>>>

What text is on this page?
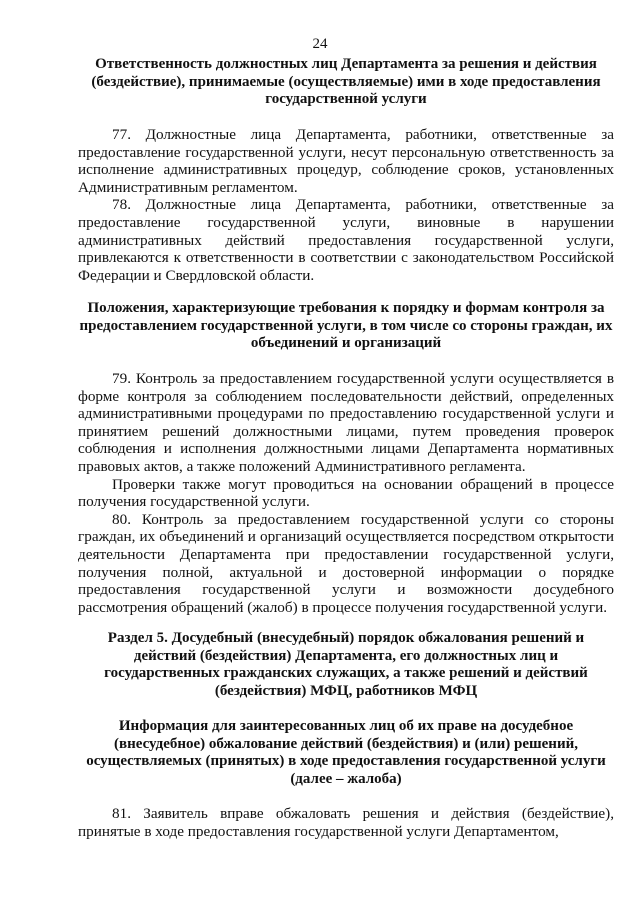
24
Ответственность должностных лиц Департамента за решения и действия (бездействие), принимаемые (осуществляемые) ими в ходе предоставления государственной услуги

77. Должностные лица Департамента, работники, ответственные за предоставление государственной услуги, несут персональную ответственность за исполнение административных процедур, соблюдение сроков, установленных Административным регламентом.

78. Должностные лица Департамента, работники, ответственные за предоставление государственной услуги, виновные в нарушении административных действий предоставления государственной услуги, привлекаются к ответственности в соответствии с законодательством Российской Федерации и Свердловской области.

Положения, характеризующие требования к порядку и формам контроля за предоставлением государственной услуги, в том числе со стороны граждан, их объединений и организаций

79. Контроль за предоставлением государственной услуги осуществляется в форме контроля за соблюдением последовательности действий, определенных административными процедурами по предоставлению государственной услуги и принятием решений должностными лицами, путем проведения проверок соблюдения и исполнения должностными лицами Департамента нормативных правовых актов, а также положений Административного регламента.

Проверки также могут проводиться на основании обращений в процессе получения государственной услуги.

80. Контроль за предоставлением государственной услуги со стороны граждан, их объединений и организаций осуществляется посредством открытости деятельности Департамента при предоставлении государственной услуги, получения полной, актуальной и достоверной информации о порядке предоставления государственной услуги и возможности досудебного рассмотрения обращений (жалоб) в процессе получения государственной услуги.

Раздел 5. Досудебный (внесудебный) порядок обжалования решений и действий (бездействия) Департамента, его должностных лиц и государственных гражданских служащих, а также решений и действий (бездействия) МФЦ, работников МФЦ
Информация для заинтересованных лиц об их праве на досудебное (внесудебное) обжалование действий (бездействия) и (или) решений, осуществляемых (принятых) в ходе предоставления государственной услуги (далее – жалоба)

81. Заявитель вправе обжаловать решения и действия (бездействие), принятые в ходе предоставления государственной услуги Департаментом,
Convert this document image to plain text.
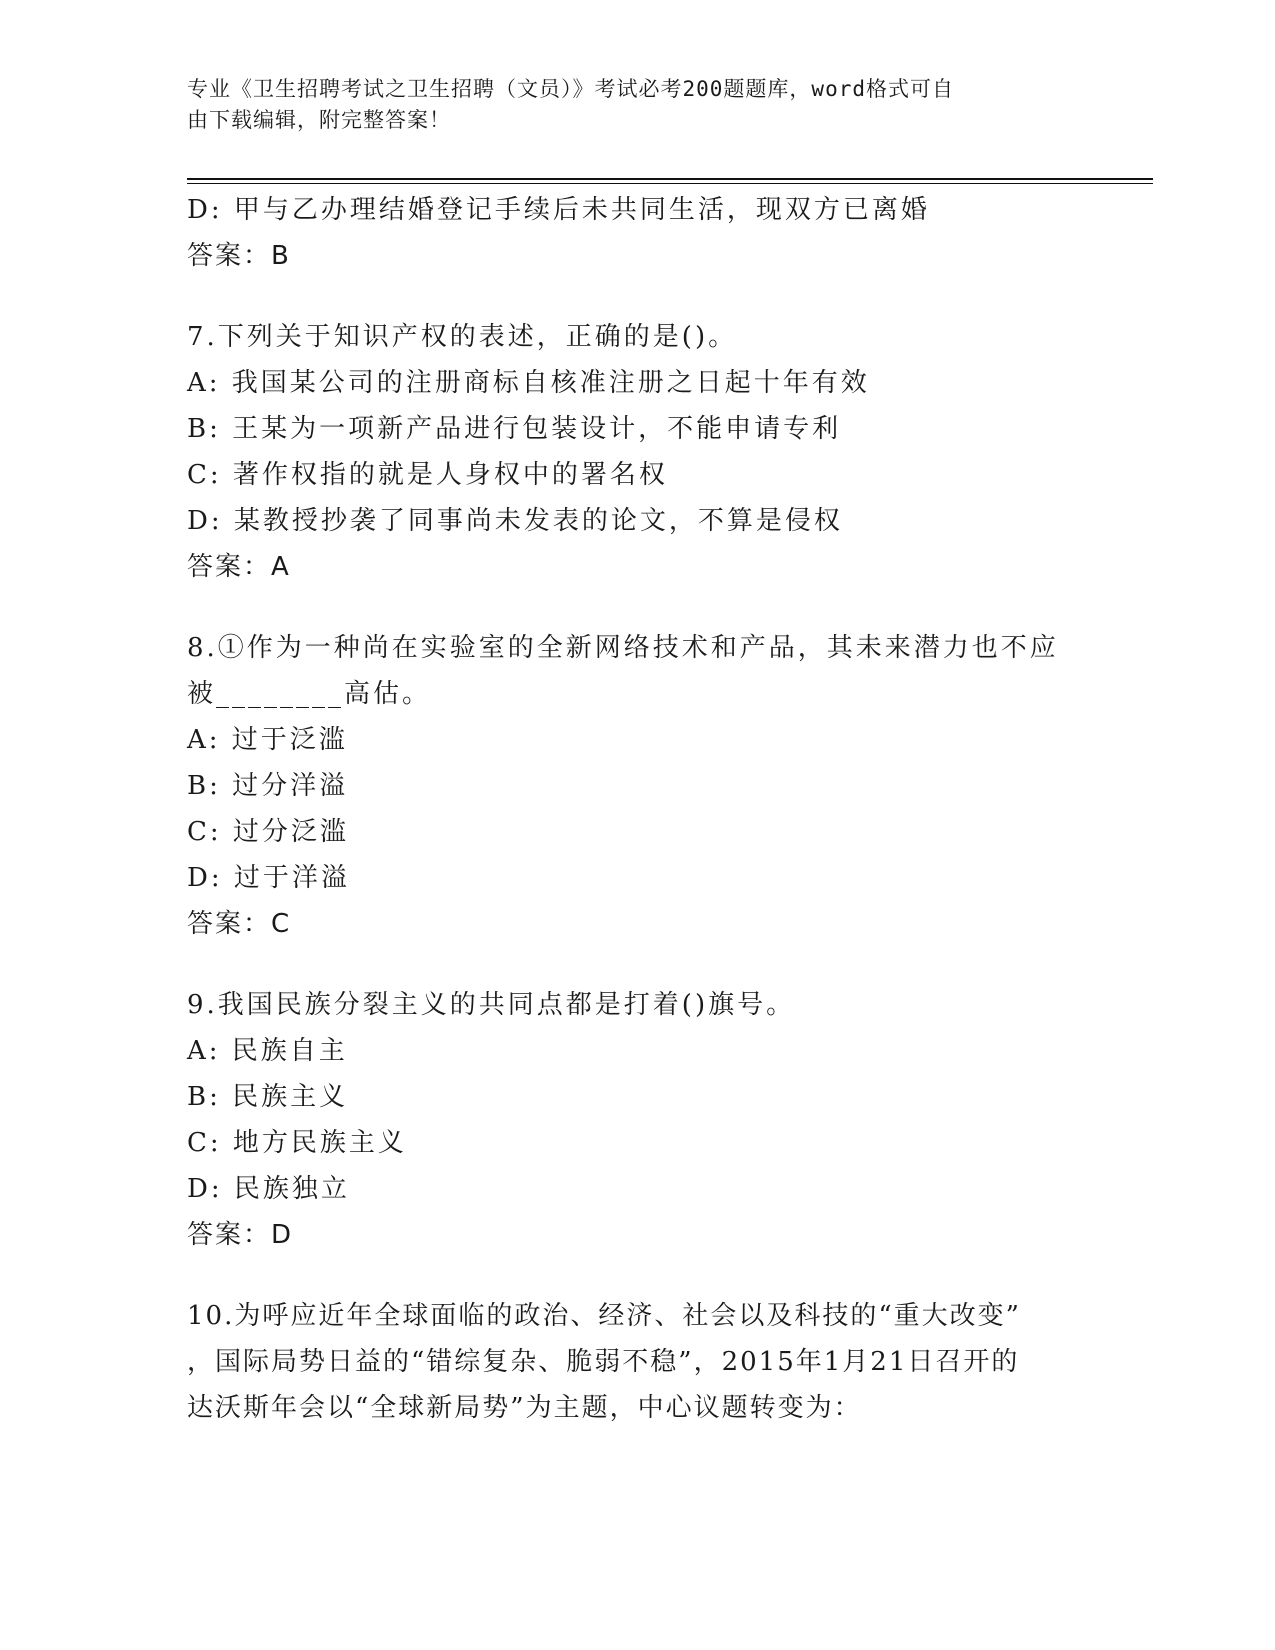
专业《卫生招聘考试之卫生招聘（文员）》考试必考200题题库，word格式可自
由下载编辑，附完整答案！
D: 甲与乙办理结婚登记手续后未共同生活，现双方已离婚
答案：B
7.下列关于知识产权的表述，正确的是()。
A: 我国某公司的注册商标自核准注册之日起十年有效
B: 王某为一项新产品进行包装设计，不能申请专利
C: 著作权指的就是人身权中的署名权
D: 某教授抄袭了同事尚未发表的论文，不算是侵权
答案：A
8.①作为一种尚在实验室的全新网络技术和产品，其未来潜力也不应
被________高估。
A: 过于泛滥
B: 过分洋溢
C: 过分泛滥
D: 过于洋溢
答案：C
9.我国民族分裂主义的共同点都是打着()旗号。
A: 民族自主
B: 民族主义
C: 地方民族主义
D: 民族独立
答案：D
10.为呼应近年全球面临的政治、经济、社会以及科技的“重大改变”
，国际局势日益的“错综复杂、脆弱不稳”，2015年1月21日召开的
达沃斯年会以“全球新局势”为主题，中心议题转变为：
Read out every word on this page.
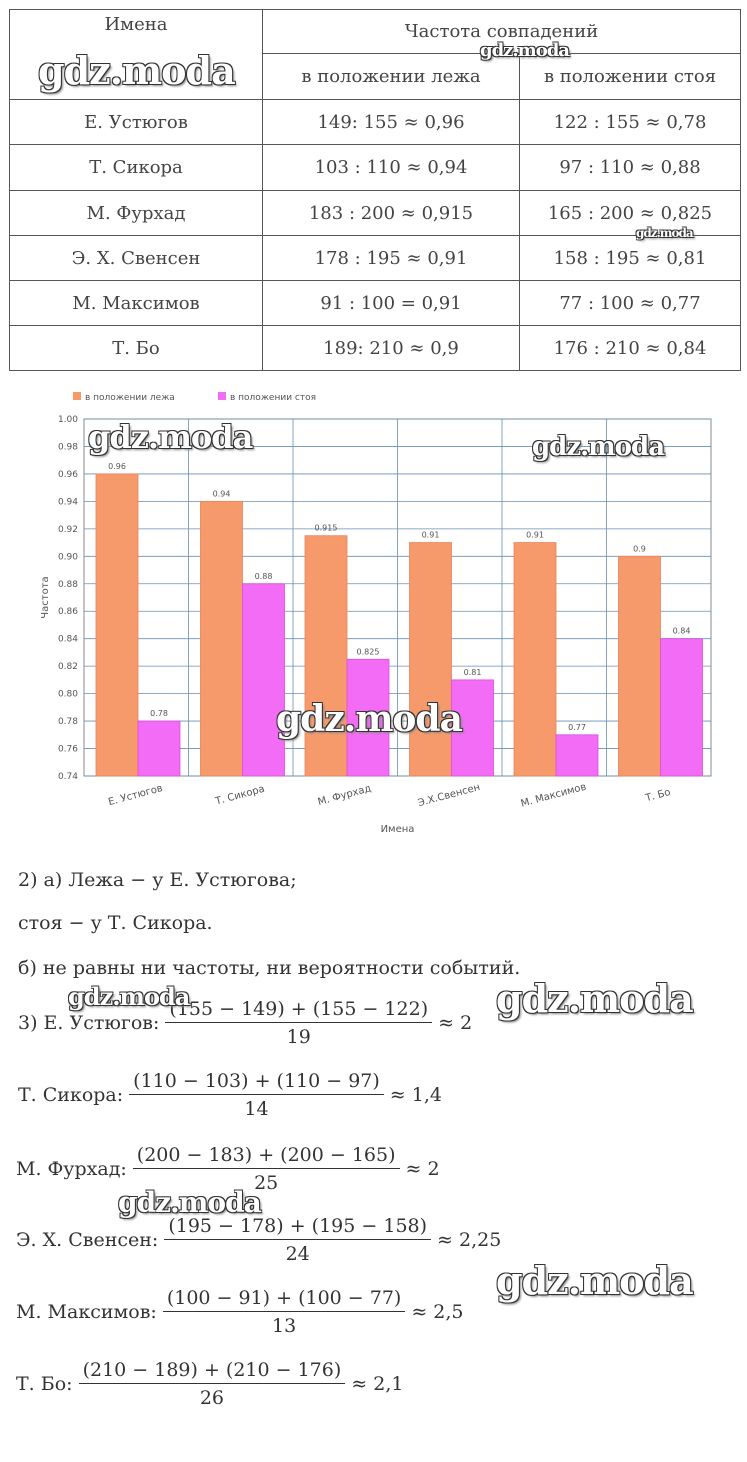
Имена	Частота совпадений	
	в положении лежа	в положении стоя
Е. Устюгов	149: 155 ≈ 0,96	122 : 155 ≈ 0,78
Т. Сикора	103 : 110 ≈ 0,94	97 : 110 ≈ 0,88
М. Фурхад	183 : 200 ≈ 0,915	165 : 200 ≈ 0,825
Э. Х. Свенсен	178 : 195 ≈ 0,91	158 : 195 ≈ 0,81
М. Максимов	91 : 100 = 0,91	77 : 100 ≈ 0,77
Т. Бо	189: 210 ≈ 0,9	176 : 210 ≈ 0,84
1.00
0.98
0.96
0.94
0.92
0.90
0.88
0.86
0.84
0.82
0.80
0.78
0.76
0.74
0.96
0.78
Е. Устюгов
0.94
0.88
Т. Сикора
0.915
0.825
М. Фурхад
0.91
0.81
Э.Х.Свенсен
0.91
0.77
М. Максимов
0.9
0.84
Т. Бо
в положении лежа	в положении стоя
Имена
Частота
2) а) Лежа − у Е. Устюгова;
стоя − у Т. Сикора.
б) не равны ни частоты, ни вероятности событий.
3) Е. Устюгов: $\frac{(155 - 149) + (155 - 122)}{19} \approx 2$
Т. Сикора: $\frac{(110 - 103) + (110 - 97)}{14} \approx 1,4$
М. Фурхад: $\frac{(200 - 183) + (200 - 165)}{25} \approx 2$
Э. Х. Свенсен: $\frac{(195 - 178) + (195 - 158)}{24} \approx 2,25$
М. Максимов: $\frac{(100 - 91) + (100 - 77)}{13} \approx 2,5$
Т. Бо: $\frac{(210 - 189) + (210 - 176)}{26} \approx 2,1$
gdz.moda	gdz.moda
gdz.moda
gdz.moda	gdz.moda
gdz.moda
gdz.moda	gdz.moda
gdz.moda
gdz.moda
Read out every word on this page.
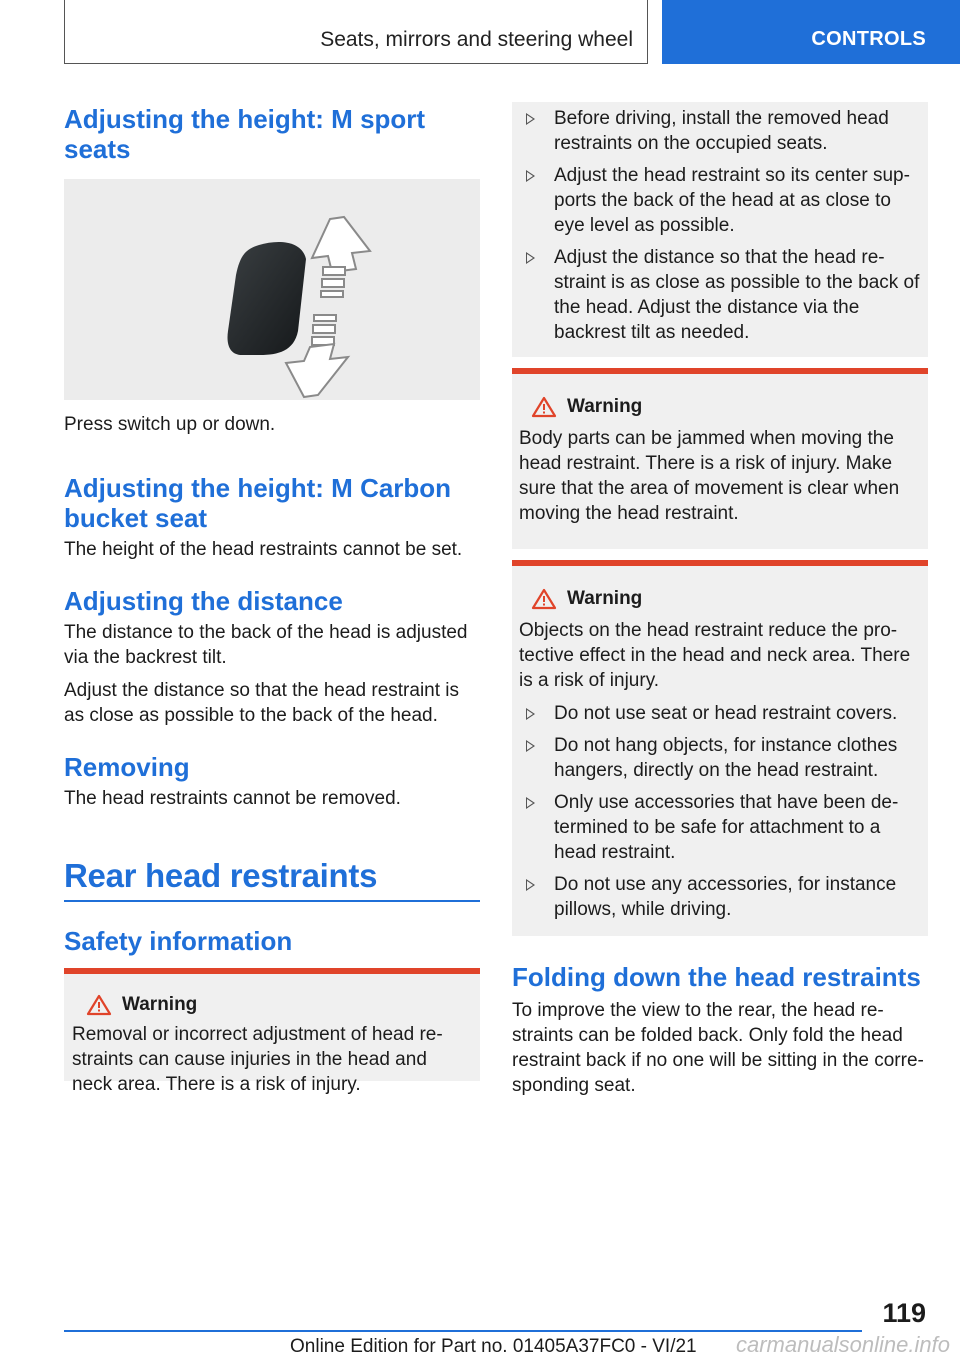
Seats, mirrors and steering wheel	CONTROLS
Adjusting the height: M sport seats

Press switch up or down.

Adjusting the height: M Carbon bucket seat

The height of the head restraints cannot be set.

Adjusting the distance

The distance to the back of the head is adjusted via the backrest tilt.

Adjust the distance so that the head restraint is as close as possible to the back of the head.

Removing

The head restraints cannot be removed.

Rear head restraints
Safety information
Warning

Removal or incorrect adjustment of head re-straints can cause injuries in the head and neck area. There is a risk of injury.

Before driving, install the removed head restraints on the occupied seats.
Adjust the head restraint so its center sup-ports the back of the head at as close to eye level as possible.
Adjust the distance so that the head re-straint is as close as possible to the back of the head. Adjust the distance via the backrest tilt as needed.
Warning

Body parts can be jammed when moving the head restraint. There is a risk of injury. Make sure that the area of movement is clear when moving the head restraint.

Warning

Objects on the head restraint reduce the pro-tective effect in the head and neck area. There is a risk of injury.

Do not use seat or head restraint covers.
Do not hang objects, for instance clothes hangers, directly on the head restraint.
Only use accessories that have been de-termined to be safe for attachment to a head restraint.
Do not use any accessories, for instance pillows, while driving.
Folding down the head restraints

To improve the view to the rear, the head re-straints can be folded back. Only fold the head restraint back if no one will be sitting in the corre-sponding seat.

119
Online Edition for Part no. 01405A37FC0 - VI/21 carmanualsonline.info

<<<

Set exercise — Copy each line that contains the word "объединений".

Problem solution —
Положения, характеризующие требования к порядку и формам контроля за предоставлением государственной услуги, в том числе со стороны граждан, их объединений и организаций
80. Контроль за предоставлением государственной услуги со стороны граждан, их объединений и организаций осуществляется посредством открытости деятельности Департамента при предоставлении государственной услуги, получения полной, актуальной и достоверной информации о порядке предоставления государственной услуги и возможности досудебного рассмотрения обращений (жалоб) в процессе получения государственной услуги.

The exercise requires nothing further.